TASK REQUIREMENTS: In the listing below, find every line with the string "filter" and pull it out.

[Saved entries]
★ ★ ★ ★ ★ ★ ★

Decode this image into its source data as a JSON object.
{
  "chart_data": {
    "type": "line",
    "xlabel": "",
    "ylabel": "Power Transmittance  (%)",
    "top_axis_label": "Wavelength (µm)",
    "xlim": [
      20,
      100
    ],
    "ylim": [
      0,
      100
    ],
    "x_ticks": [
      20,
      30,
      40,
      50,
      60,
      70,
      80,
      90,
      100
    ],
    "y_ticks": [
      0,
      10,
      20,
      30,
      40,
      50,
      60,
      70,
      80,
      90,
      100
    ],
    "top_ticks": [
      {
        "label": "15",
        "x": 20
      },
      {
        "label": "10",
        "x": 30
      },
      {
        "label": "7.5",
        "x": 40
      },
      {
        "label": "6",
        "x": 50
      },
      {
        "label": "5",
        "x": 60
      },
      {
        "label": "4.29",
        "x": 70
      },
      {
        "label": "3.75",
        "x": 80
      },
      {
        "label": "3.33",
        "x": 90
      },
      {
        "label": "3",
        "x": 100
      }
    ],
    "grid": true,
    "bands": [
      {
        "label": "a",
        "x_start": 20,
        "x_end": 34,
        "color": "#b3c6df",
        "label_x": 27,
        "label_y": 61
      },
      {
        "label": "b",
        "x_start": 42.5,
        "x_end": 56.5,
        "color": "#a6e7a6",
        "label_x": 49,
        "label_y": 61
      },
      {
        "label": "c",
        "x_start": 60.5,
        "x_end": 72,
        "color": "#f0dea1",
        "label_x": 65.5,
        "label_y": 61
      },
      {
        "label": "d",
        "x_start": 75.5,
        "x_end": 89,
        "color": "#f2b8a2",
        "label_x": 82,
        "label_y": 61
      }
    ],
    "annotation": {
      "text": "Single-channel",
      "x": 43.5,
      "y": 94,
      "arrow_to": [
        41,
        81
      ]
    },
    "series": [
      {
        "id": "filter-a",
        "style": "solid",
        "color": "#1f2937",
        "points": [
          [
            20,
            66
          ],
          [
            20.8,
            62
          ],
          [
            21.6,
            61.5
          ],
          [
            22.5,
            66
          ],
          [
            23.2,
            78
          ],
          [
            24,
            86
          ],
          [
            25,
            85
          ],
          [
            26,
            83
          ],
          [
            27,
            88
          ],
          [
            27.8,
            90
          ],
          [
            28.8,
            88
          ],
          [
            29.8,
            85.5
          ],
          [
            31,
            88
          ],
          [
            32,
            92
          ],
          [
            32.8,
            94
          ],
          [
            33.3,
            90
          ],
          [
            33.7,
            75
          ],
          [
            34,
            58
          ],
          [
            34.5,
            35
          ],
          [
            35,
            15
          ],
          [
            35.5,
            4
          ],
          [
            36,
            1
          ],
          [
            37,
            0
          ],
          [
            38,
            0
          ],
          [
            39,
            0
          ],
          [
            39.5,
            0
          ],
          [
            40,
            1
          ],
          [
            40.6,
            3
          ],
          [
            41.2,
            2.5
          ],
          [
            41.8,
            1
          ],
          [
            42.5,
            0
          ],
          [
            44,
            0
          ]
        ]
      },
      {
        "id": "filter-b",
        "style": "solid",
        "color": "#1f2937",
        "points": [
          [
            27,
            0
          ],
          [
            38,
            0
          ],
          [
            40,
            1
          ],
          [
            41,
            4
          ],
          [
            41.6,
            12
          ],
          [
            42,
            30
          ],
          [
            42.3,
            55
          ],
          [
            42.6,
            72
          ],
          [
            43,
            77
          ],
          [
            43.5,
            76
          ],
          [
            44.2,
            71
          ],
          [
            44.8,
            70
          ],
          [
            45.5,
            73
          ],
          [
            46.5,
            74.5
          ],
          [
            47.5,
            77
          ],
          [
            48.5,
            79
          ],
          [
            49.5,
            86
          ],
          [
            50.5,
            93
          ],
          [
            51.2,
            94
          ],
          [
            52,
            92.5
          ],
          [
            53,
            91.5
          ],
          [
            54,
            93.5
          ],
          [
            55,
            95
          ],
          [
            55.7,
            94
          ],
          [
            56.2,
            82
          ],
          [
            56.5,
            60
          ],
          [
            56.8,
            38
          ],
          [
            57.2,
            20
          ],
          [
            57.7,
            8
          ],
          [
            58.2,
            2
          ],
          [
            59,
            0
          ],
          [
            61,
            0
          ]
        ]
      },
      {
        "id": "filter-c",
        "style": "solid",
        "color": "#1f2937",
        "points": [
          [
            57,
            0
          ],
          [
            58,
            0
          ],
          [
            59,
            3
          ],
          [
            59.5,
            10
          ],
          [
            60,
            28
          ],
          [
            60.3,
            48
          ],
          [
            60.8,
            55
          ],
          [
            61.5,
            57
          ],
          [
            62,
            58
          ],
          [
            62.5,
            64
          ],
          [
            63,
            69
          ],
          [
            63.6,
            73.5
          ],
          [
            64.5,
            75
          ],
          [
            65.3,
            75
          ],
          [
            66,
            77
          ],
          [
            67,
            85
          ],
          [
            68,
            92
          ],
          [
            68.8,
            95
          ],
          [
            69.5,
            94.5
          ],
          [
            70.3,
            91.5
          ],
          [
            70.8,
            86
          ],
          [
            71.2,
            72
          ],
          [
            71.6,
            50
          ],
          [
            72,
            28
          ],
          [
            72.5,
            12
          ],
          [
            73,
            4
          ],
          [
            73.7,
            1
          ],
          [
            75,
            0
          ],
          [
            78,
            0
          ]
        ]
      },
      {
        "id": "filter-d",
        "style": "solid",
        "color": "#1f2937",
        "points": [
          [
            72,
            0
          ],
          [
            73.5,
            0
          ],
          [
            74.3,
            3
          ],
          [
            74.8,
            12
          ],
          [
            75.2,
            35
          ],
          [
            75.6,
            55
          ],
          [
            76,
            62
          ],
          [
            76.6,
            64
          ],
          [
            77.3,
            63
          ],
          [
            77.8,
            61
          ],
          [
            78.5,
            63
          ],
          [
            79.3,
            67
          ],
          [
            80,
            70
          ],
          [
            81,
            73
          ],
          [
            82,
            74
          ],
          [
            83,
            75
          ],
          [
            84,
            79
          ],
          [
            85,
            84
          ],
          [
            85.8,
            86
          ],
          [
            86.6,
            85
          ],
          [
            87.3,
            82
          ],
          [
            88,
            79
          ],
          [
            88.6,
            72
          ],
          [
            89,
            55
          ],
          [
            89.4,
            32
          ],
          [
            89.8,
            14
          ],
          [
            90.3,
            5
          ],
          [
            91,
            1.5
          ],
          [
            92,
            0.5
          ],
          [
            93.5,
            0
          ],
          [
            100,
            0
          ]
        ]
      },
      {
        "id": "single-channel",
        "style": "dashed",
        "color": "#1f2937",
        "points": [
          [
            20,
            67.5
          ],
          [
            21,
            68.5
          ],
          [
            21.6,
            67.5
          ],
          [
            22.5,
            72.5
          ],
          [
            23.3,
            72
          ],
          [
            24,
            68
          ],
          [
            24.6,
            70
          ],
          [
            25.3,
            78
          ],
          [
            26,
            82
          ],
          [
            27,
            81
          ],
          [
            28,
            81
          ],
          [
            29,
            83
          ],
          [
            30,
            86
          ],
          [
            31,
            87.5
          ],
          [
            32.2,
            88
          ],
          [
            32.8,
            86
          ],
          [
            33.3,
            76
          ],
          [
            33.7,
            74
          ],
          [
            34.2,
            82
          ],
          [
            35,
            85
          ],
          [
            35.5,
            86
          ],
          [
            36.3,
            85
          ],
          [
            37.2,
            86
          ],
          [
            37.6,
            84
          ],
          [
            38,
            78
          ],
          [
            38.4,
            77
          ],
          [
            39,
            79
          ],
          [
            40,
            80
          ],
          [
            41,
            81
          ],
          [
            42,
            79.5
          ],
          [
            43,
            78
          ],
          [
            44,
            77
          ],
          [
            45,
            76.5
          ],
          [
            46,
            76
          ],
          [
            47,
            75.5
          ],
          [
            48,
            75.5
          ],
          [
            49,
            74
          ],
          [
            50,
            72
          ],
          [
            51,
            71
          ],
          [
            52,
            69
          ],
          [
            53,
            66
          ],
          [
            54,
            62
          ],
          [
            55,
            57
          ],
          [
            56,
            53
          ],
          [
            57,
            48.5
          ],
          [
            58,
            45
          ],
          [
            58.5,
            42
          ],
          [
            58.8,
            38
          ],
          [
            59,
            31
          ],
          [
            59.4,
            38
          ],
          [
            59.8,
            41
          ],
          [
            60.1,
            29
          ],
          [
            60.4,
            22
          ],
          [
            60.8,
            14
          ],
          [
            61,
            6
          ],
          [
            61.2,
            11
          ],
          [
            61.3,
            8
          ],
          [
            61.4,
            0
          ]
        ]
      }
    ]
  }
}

★ ★ ★ ★ ★ ★ ★

RESPONSE TO THE TASK:
        "id": "filter-a",
        "id": "filter-b",
        "id": "filter-c",
        "id": "filter-d",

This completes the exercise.